▶ EXERCISE DIRECTIONS: Write every line of the material out exactly as shown.

## START RECORDS TO USE

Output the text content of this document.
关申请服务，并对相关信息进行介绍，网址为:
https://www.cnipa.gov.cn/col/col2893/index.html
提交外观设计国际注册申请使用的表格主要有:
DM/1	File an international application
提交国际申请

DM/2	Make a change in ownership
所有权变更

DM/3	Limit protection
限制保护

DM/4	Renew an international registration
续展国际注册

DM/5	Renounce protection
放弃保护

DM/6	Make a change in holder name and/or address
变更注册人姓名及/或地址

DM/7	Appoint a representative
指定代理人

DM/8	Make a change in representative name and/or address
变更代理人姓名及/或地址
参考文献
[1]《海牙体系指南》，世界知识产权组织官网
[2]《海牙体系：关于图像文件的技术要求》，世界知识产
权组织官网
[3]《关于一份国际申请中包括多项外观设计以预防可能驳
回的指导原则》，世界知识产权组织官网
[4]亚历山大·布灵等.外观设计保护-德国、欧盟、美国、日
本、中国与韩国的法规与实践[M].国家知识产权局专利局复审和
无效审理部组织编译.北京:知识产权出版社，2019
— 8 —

## END RECORDS TO USE

▶ CORRECT ANSWER:
Output the text content of this document.
关申请服务，并对相关信息进行介绍，网址为:
https://www.cnipa.gov.cn/col/col2893/index.html
提交外观设计国际注册申请使用的表格主要有:
DM/1	File an international application
提交国际申请

DM/2	Make a change in ownership
所有权变更

DM/3	Limit protection
限制保护

DM/4	Renew an international registration
续展国际注册

DM/5	Renounce protection
放弃保护

DM/6	Make a change in holder name and/or address
变更注册人姓名及/或地址

DM/7	Appoint a representative
指定代理人

DM/8	Make a change in representative name and/or address
变更代理人姓名及/或地址
参考文献
[1]《海牙体系指南》，世界知识产权组织官网
[2]《海牙体系：关于图像文件的技术要求》，世界知识产
权组织官网
[3]《关于一份国际申请中包括多项外观设计以预防可能驳
回的指导原则》，世界知识产权组织官网
[4]亚历山大·布灵等.外观设计保护-德国、欧盟、美国、日
本、中国与韩国的法规与实践[M].国家知识产权局专利局复审和
无效审理部组织编译.北京:知识产权出版社，2019
— 8 —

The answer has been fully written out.